◆ Given problem: Repeat the listing in full, word for word.

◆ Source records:
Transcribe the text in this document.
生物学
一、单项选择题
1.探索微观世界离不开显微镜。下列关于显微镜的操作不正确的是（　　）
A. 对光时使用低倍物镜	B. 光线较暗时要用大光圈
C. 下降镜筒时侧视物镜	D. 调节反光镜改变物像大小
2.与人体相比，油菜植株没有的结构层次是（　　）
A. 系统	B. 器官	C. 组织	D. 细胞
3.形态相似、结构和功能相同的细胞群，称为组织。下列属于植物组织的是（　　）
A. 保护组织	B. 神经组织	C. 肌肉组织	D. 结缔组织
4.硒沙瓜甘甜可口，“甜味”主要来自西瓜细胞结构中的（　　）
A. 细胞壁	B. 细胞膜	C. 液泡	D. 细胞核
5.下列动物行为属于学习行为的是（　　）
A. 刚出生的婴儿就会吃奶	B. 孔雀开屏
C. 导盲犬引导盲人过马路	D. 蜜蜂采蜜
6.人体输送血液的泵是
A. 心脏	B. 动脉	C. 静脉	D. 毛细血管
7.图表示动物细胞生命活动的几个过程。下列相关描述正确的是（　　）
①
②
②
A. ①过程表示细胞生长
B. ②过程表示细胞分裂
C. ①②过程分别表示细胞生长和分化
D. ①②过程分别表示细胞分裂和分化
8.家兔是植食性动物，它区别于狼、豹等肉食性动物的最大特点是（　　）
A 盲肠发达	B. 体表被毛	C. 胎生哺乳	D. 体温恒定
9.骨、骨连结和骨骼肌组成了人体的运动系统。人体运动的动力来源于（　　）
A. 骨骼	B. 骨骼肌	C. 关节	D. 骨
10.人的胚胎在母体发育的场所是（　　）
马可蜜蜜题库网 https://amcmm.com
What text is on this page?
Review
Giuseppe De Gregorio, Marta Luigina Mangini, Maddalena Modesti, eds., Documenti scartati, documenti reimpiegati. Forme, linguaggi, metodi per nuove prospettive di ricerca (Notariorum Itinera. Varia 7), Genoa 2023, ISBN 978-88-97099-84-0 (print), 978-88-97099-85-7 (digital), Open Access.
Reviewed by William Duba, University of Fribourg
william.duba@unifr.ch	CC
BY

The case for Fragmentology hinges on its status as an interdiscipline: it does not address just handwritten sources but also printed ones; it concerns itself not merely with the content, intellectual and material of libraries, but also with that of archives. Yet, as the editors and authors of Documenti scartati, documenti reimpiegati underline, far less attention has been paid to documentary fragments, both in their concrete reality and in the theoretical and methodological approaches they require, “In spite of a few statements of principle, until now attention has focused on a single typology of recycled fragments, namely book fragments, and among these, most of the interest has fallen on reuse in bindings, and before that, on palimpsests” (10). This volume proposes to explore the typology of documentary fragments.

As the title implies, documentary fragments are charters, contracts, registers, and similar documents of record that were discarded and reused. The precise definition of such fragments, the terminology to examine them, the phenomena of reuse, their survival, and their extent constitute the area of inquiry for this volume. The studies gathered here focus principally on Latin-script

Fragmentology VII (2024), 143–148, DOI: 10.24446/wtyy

◆ Correct answer:
Transcribe the text in this document.
生物学
一、单项选择题
1.探索微观世界离不开显微镜。下列关于显微镜的操作不正确的是（　　）
A. 对光时使用低倍物镜	B. 光线较暗时要用大光圈
C. 下降镜筒时侧视物镜	D. 调节反光镜改变物像大小
2.与人体相比，油菜植株没有的结构层次是（　　）
A. 系统	B. 器官	C. 组织	D. 细胞
3.形态相似、结构和功能相同的细胞群，称为组织。下列属于植物组织的是（　　）
A. 保护组织	B. 神经组织	C. 肌肉组织	D. 结缔组织
4.硒沙瓜甘甜可口，“甜味”主要来自西瓜细胞结构中的（　　）
A. 细胞壁	B. 细胞膜	C. 液泡	D. 细胞核
5.下列动物行为属于学习行为的是（　　）
A. 刚出生的婴儿就会吃奶	B. 孔雀开屏
C. 导盲犬引导盲人过马路	D. 蜜蜂采蜜
6.人体输送血液的泵是
A. 心脏	B. 动脉	C. 静脉	D. 毛细血管
7.图表示动物细胞生命活动的几个过程。下列相关描述正确的是（　　）
①
②
②
A. ①过程表示细胞生长
B. ②过程表示细胞分裂
C. ①②过程分别表示细胞生长和分化
D. ①②过程分别表示细胞分裂和分化
8.家兔是植食性动物，它区别于狼、豹等肉食性动物的最大特点是（　　）
A 盲肠发达	B. 体表被毛	C. 胎生哺乳	D. 体温恒定
9.骨、骨连结和骨骼肌组成了人体的运动系统。人体运动的动力来源于（　　）
A. 骨骼	B. 骨骼肌	C. 关节	D. 骨
10.人的胚胎在母体发育的场所是（　　）
马可蜜蜜题库网 https://amcmm.com
What text is on this page?
Review
Giuseppe De Gregorio, Marta Luigina Mangini, Maddalena Modesti, eds., Documenti scartati, documenti reimpiegati. Forme, linguaggi, metodi per nuove prospettive di ricerca (Notariorum Itinera. Varia 7), Genoa 2023, ISBN 978-88-97099-84-0 (print), 978-88-97099-85-7 (digital), Open Access.
Reviewed by William Duba, University of Fribourg
william.duba@unifr.ch	CC
BY

The case for Fragmentology hinges on its status as an interdiscipline: it does not address just handwritten sources but also printed ones; it concerns itself not merely with the content, intellectual and material of libraries, but also with that of archives. Yet, as the editors and authors of Documenti scartati, documenti reimpiegati underline, far less attention has been paid to documentary fragments, both in their concrete reality and in the theoretical and methodological approaches they require, “In spite of a few statements of principle, until now attention has focused on a single typology of recycled fragments, namely book fragments, and among these, most of the interest has fallen on reuse in bindings, and before that, on palimpsests” (10). This volume proposes to explore the typology of documentary fragments.

As the title implies, documentary fragments are charters, contracts, registers, and similar documents of record that were discarded and reused. The precise definition of such fragments, the terminology to examine them, the phenomena of reuse, their survival, and their extent constitute the area of inquiry for this volume. The studies gathered here focus principally on Latin-script

Fragmentology VII (2024), 143–148, DOI: 10.24446/wtyy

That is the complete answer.